Restate the listing that follows word for word, without its pictures.

* _Dataset rows_
§
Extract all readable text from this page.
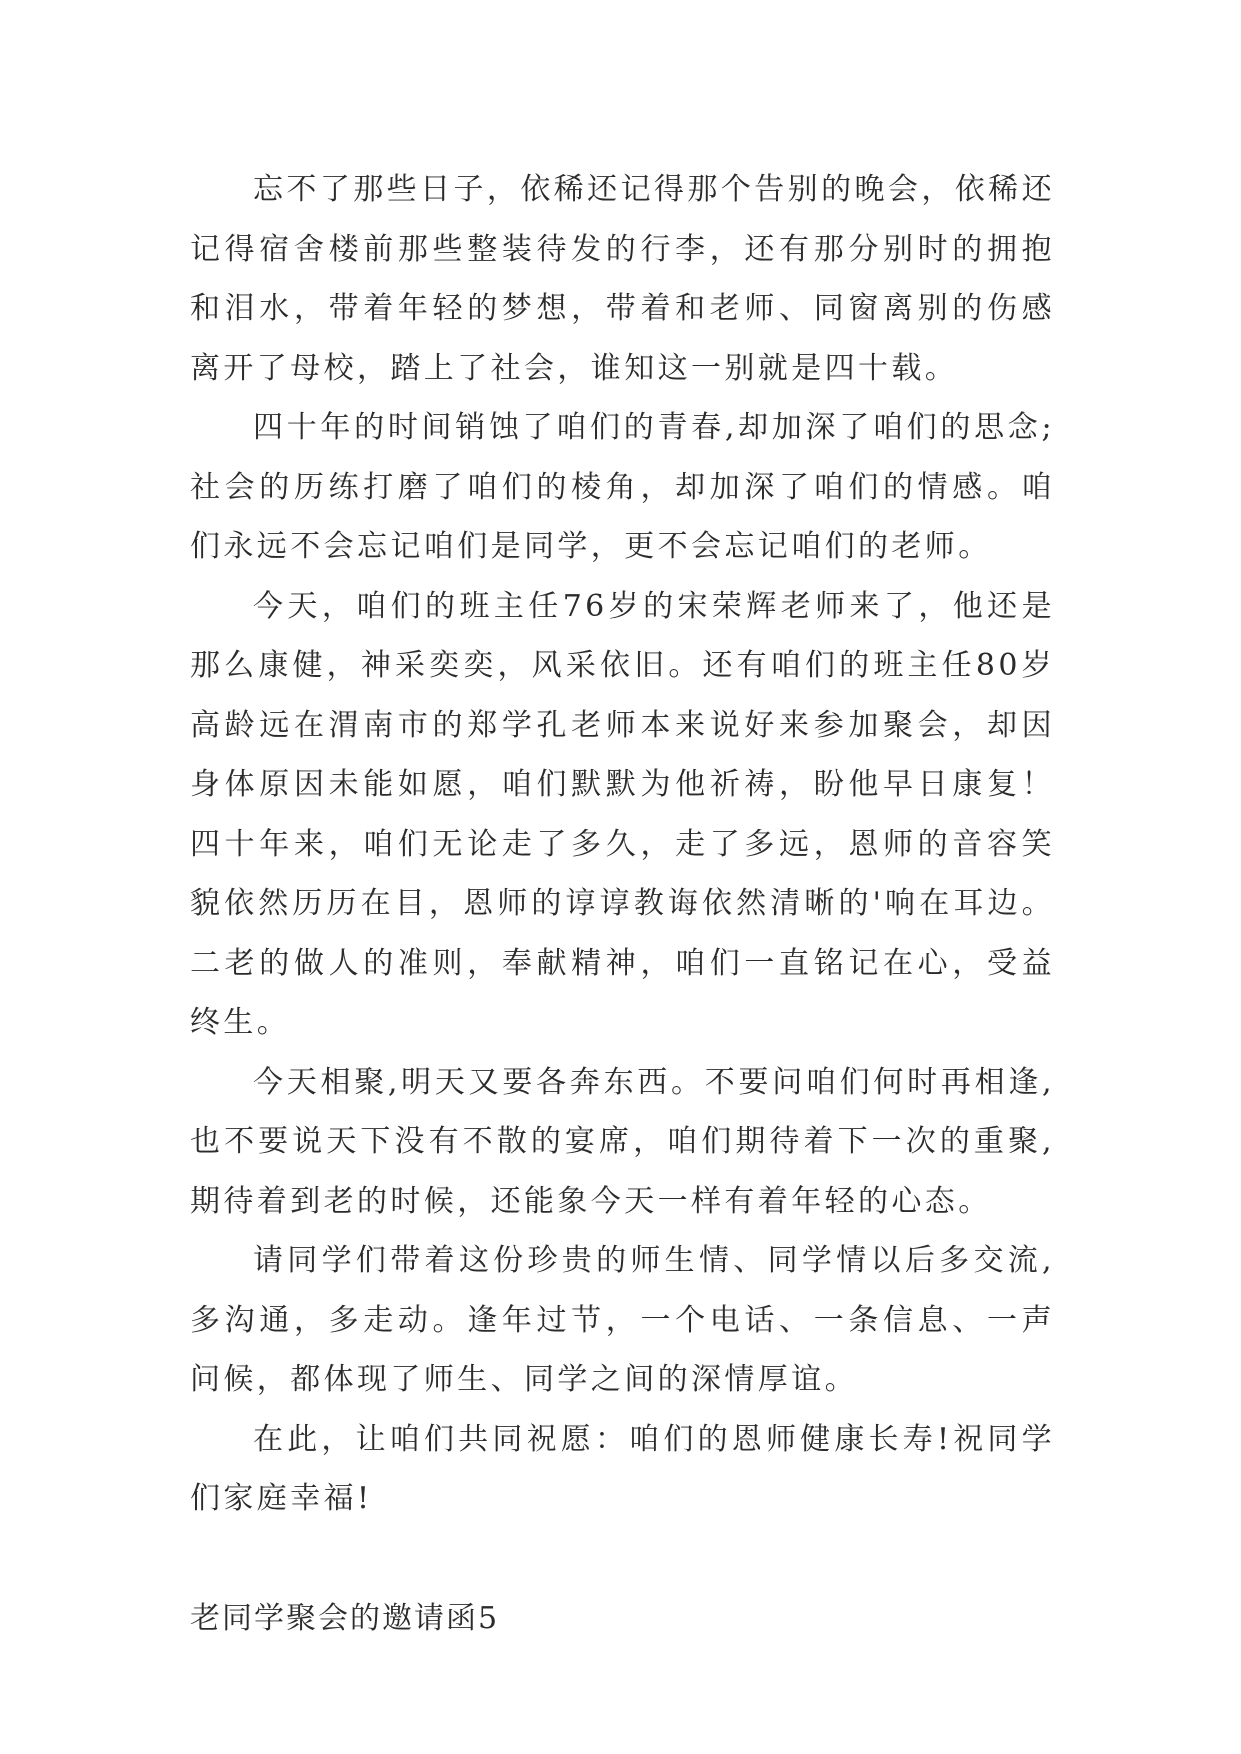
忘不了那些日子，依稀还记得那个告别的晚会，依稀还记得宿舍楼前那些整装待发的行李，还有那分别时的拥抱和泪水，带着年轻的梦想，带着和老师、同窗离别的伤感离开了母校，踏上了社会，谁知这一别就是四十载。

四十年的时间销蚀了咱们的青春,却加深了咱们的思念;社会的历练打磨了咱们的棱角，却加深了咱们的情感。咱们永远不会忘记咱们是同学，更不会忘记咱们的老师。

今天，咱们的班主任76岁的宋荣辉老师来了，他还是那么康健，神采奕奕，风采依旧。还有咱们的班主任80岁高龄远在渭南市的郑学孔老师本来说好来参加聚会，却因身体原因未能如愿，咱们默默为他祈祷，盼他早日康复！四十年来，咱们无论走了多久，走了多远，恩师的音容笑貌依然历历在目，恩师的谆谆教诲依然清晰的'响在耳边。二老的做人的准则，奉献精神，咱们一直铭记在心，受益终生。

今天相聚,明天又要各奔东西。不要问咱们何时再相逢,也不要说天下没有不散的宴席，咱们期待着下一次的重聚,期待着到老的时候，还能象今天一样有着年轻的心态。

请同学们带着这份珍贵的师生情、同学情以后多交流,多沟通，多走动。逢年过节，一个电话、一条信息、一声问候，都体现了师生、同学之间的深情厚谊。

在此，让咱们共同祝愿：咱们的恩师健康长寿!祝同学们家庭幸福!

老同学聚会的邀请函5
§
* _SOLUTION TO THIS TASK_
Extract all readable text from this page.
忘不了那些日子，依稀还记得那个告别的晚会，依稀还记得宿舍楼前那些整装待发的行李，还有那分别时的拥抱和泪水，带着年轻的梦想，带着和老师、同窗离别的伤感离开了母校，踏上了社会，谁知这一别就是四十载。

四十年的时间销蚀了咱们的青春,却加深了咱们的思念;社会的历练打磨了咱们的棱角，却加深了咱们的情感。咱们永远不会忘记咱们是同学，更不会忘记咱们的老师。

今天，咱们的班主任76岁的宋荣辉老师来了，他还是那么康健，神采奕奕，风采依旧。还有咱们的班主任80岁高龄远在渭南市的郑学孔老师本来说好来参加聚会，却因身体原因未能如愿，咱们默默为他祈祷，盼他早日康复！四十年来，咱们无论走了多久，走了多远，恩师的音容笑貌依然历历在目，恩师的谆谆教诲依然清晰的'响在耳边。二老的做人的准则，奉献精神，咱们一直铭记在心，受益终生。

今天相聚,明天又要各奔东西。不要问咱们何时再相逢,也不要说天下没有不散的宴席，咱们期待着下一次的重聚,期待着到老的时候，还能象今天一样有着年轻的心态。

请同学们带着这份珍贵的师生情、同学情以后多交流,多沟通，多走动。逢年过节，一个电话、一条信息、一声问候，都体现了师生、同学之间的深情厚谊。

在此，让咱们共同祝愿：咱们的恩师健康长寿!祝同学们家庭幸福!

老同学聚会的邀请函5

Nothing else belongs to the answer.